++++ Extracted data

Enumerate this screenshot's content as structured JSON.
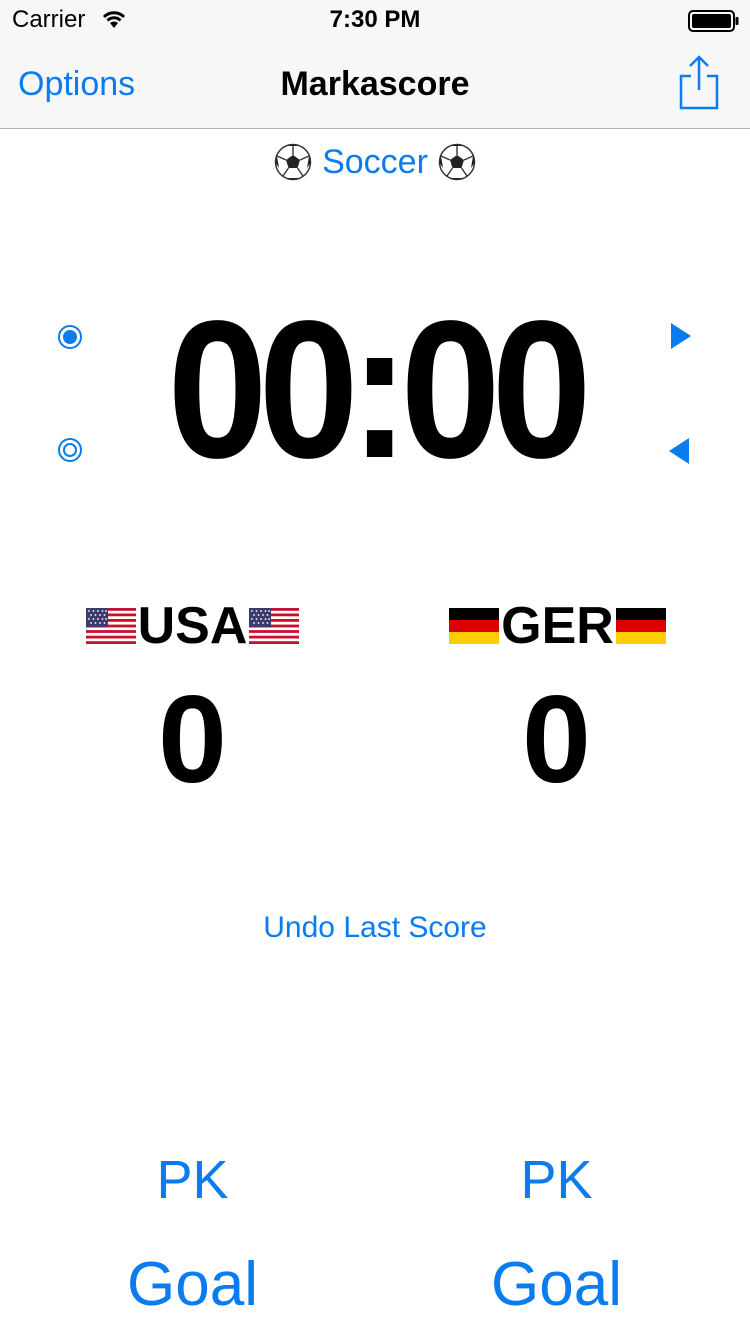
{
  "status_bar": {
    "carrier": "Carrier",
    "time": "7:30 PM"
  },
  "nav": {
    "options_label": "Options",
    "title": "Markascore",
    "share_icon": "share-icon"
  },
  "sport": {
    "label": "Soccer",
    "icon": "soccer-ball-icon"
  },
  "timer": {
    "display": "00:00"
  },
  "teams": [
    {
      "name": "USA",
      "flag": "us-flag-icon",
      "score": "0",
      "pk_label": "PK",
      "goal_label": "Goal"
    },
    {
      "name": "GER",
      "flag": "germany-flag-icon",
      "score": "0",
      "pk_label": "PK",
      "goal_label": "Goal"
    }
  ],
  "undo_label": "Undo Last Score",
  "colors": {
    "accent": "#0a7cf0",
    "bar_background": "#f7f7f7",
    "text": "#000000"
  }
}
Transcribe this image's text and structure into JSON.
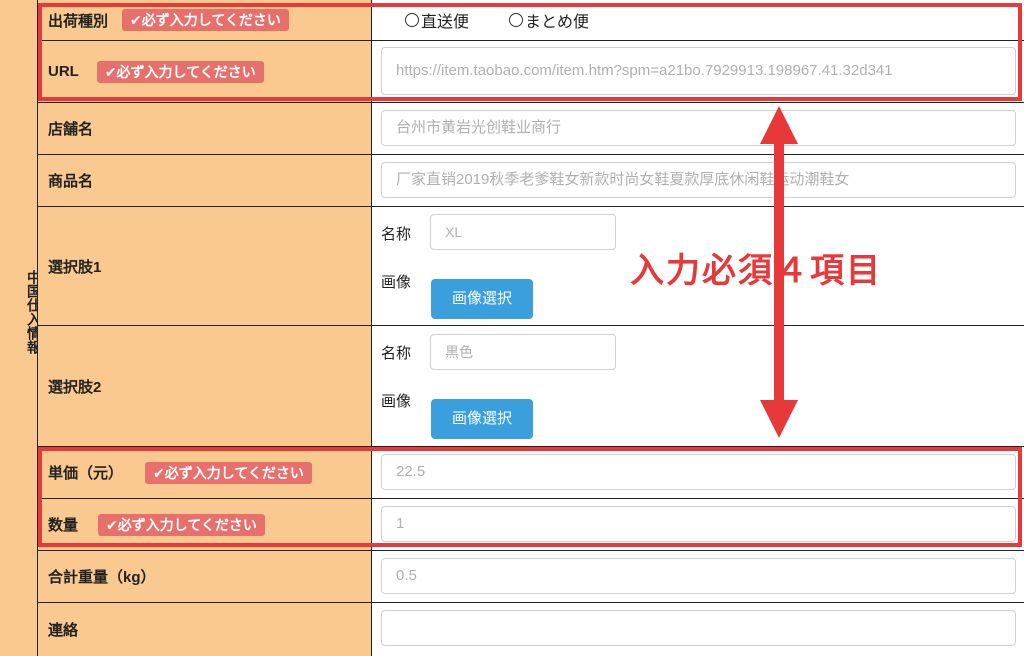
{
  "section": {
    "title": "中国仕入情報"
  },
  "required_badge": "✔必ず入力してください",
  "shipping": {
    "label": "出荷種別",
    "options": [
      "直送便",
      "まとめ便"
    ]
  },
  "url": {
    "label": "URL",
    "value": "https://item.taobao.com/item.htm?spm=a21bo.7929913.198967.41.32d341"
  },
  "shop": {
    "label": "店舗名",
    "value": "台州市黄岩光创鞋业商行"
  },
  "product": {
    "label": "商品名",
    "value": "厂家直销2019秋季老爹鞋女新款时尚女鞋夏款厚底休闲鞋运动潮鞋女"
  },
  "option1": {
    "label": "選択肢1",
    "name_label": "名称",
    "name_value": "XL",
    "image_label": "画像",
    "button": "画像選択"
  },
  "option2": {
    "label": "選択肢2",
    "name_label": "名称",
    "name_value": "黒色",
    "image_label": "画像",
    "button": "画像選択"
  },
  "unit_price": {
    "label": "単価（元）",
    "value": "22.5"
  },
  "quantity": {
    "label": "数量",
    "value": "1"
  },
  "weight": {
    "label": "合計重量（kg）",
    "value": "0.5"
  },
  "contact": {
    "label": "連絡",
    "value": ""
  },
  "annotation": {
    "text": "入力必須４項目",
    "color": "#e8393a"
  },
  "colors": {
    "label_bg": "#f9c98f",
    "badge_bg": "#e8706c",
    "button_bg": "#3aa0dd"
  }
}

++++++++

§ What this task involves
Show all lines in the entries above where the word "text" appears.

§ Right answer
    "text": "#000000"
Transcribe this image's text and structure into JSON.
    "text": "入力必須４項目",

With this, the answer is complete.